THE TASK: From the listing below, pick out each line with the word "СССР".

[Stored records]
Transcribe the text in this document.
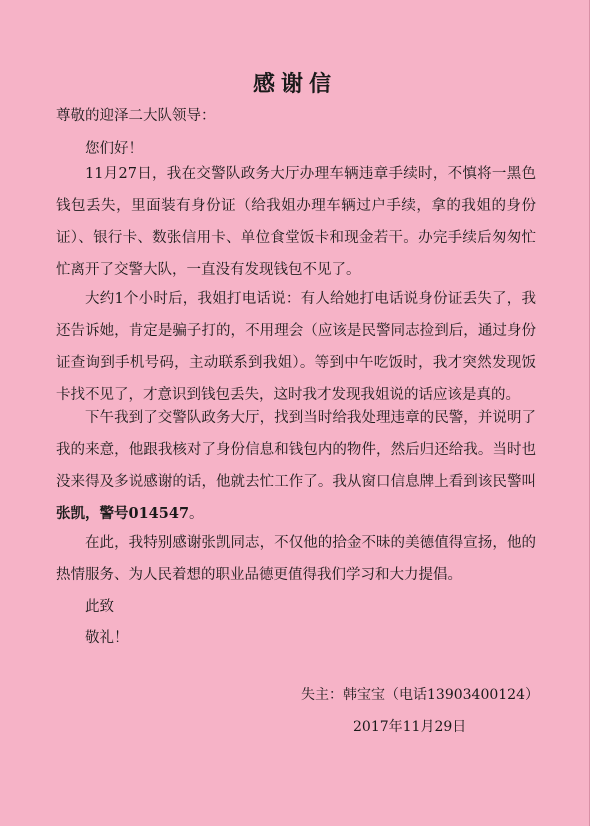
感谢信
尊敬的迎泽二大队领导：
您们好！
11月27日，我在交警队政务大厅办理车辆违章手续时，不慎将一黑色钱包丢失，里面装有身份证（给我姐办理车辆过户手续，拿的我姐的身份证）、银行卡、数张信用卡、单位食堂饭卡和现金若干。办完手续后匆匆忙忙离开了交警大队，一直没有发现钱包不见了。
大约1个小时后，我姐打电话说：有人给她打电话说身份证丢失了，我还告诉她，肯定是骗子打的，不用理会（应该是民警同志捡到后，通过身份证查询到手机号码，主动联系到我姐）。等到中午吃饭时，我才突然发现饭卡找不见了，才意识到钱包丢失，这时我才发现我姐说的话应该是真的。
下午我到了交警队政务大厅，找到当时给我处理违章的民警，并说明了我的来意，他跟我核对了身份信息和钱包内的物件，然后归还给我。当时也没来得及多说感谢的话，他就去忙工作了。我从窗口信息牌上看到该民警叫张凯，警号014547。
在此，我特别感谢张凯同志，不仅他的拾金不昧的美德值得宣扬，他的热情服务、为人民着想的职业品德更值得我们学习和大力提倡。
此致
敬礼！
失主：韩宝宝（电话13903400124）
2017年11月29日
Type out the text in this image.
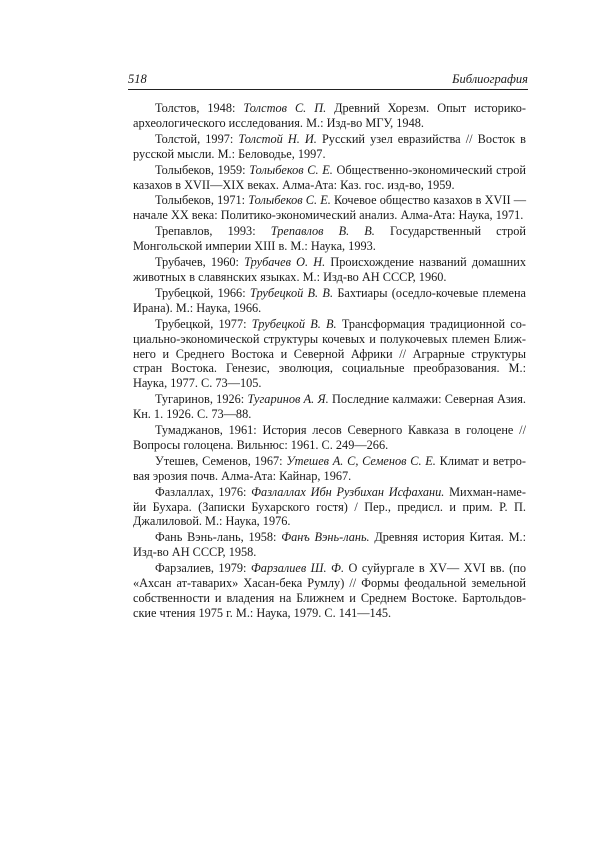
518	Библиография

Толстов, 1948: Толстов С. П. Древний Хорезм. Опыт историко-археологического исследования. М.: Изд-во МГУ, 1948.

Толстой, 1997: Толстой Н. И. Русский узел евразийства // Восток в русской мысли. М.: Беловодье, 1997.

Толыбеков, 1959: Толыбеков С. Е. Общественно-экономический строй казахов в XVII—XIX веках. Алма-Ата: Каз. гос. изд-во, 1959.

Толыбеков, 1971: Толыбеков С. Е. Кочевое общество казахов в XVII — начале XX века: Политико-экономический анализ. Алма-Ата: Наука, 1971.

Трепавлов, 1993: Трепавлов В. В. Государственный строй Монгольской империи XIII в. М.: Наука, 1993.

Трубачев, 1960: Трубачев О. Н. Происхождение названий домашних животных в славянских языках. М.: Изд-во АН СССР, 1960.

Трубецкой, 1966: Трубецкой В. В. Бахтиары (оседло-кочевые племена Ирана). М.: Наука, 1966.

Трубецкой, 1977: Трубецкой В. В. Трансформация традиционной социально-экономической структуры кочевых и полукочевых племен Ближнего и Среднего Востока и Северной Африки // Аграрные структуры стран Востока. Генезис, эволюция, социальные преобразования. М.: Наука, 1977. С. 73—105.

Тугаринов, 1926: Тугаринов А. Я. Последние калмажи: Северная Азия. Кн. 1. 1926. С. 73—88.

Тумаджанов, 1961: История лесов Северного Кавказа в голоцене // Вопросы голоцена. Вильнюс: 1961. С. 249—266.

Утешев, Семенов, 1967: Утешев А. С, Семенов С. Е. Климат и ветровая эрозия почв. Алма-Ата: Кайнар, 1967.

Фазлаллах, 1976: Фазлаллах Ибн Рузбихан Исфахани. Михман-наме-йи Бухара. (Записки Бухарского гостя) / Пер., предисл. и прим. Р. П. Джалиловой. М.: Наука, 1976.

Фань Вэнь-лань, 1958: Фанъ Вэнь-лань. Древняя история Китая. М.: Изд-во АН СССР, 1958.

Фарзалиев, 1979: Фарзалиев Ш. Ф. О суйургале в XV— XVI вв. (по «Ахсан ат-таварих» Хасан-бека Румлу) // Формы феодальной земельной собственности и владения на Ближнем и Среднем Востоке. Бартольдовские чтения 1975 г. М.: Наука, 1979. С. 141—145.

WORKED ANSWER:
Трубачев, 1960: Трубачев О. Н. Происхождение названий домашних животных в славянских языках. М.: Изд-во АН СССР, 1960.
Фань Вэнь-лань, 1958: Фанъ Вэнь-лань. Древняя история Китая. М.: Изд-во АН СССР, 1958.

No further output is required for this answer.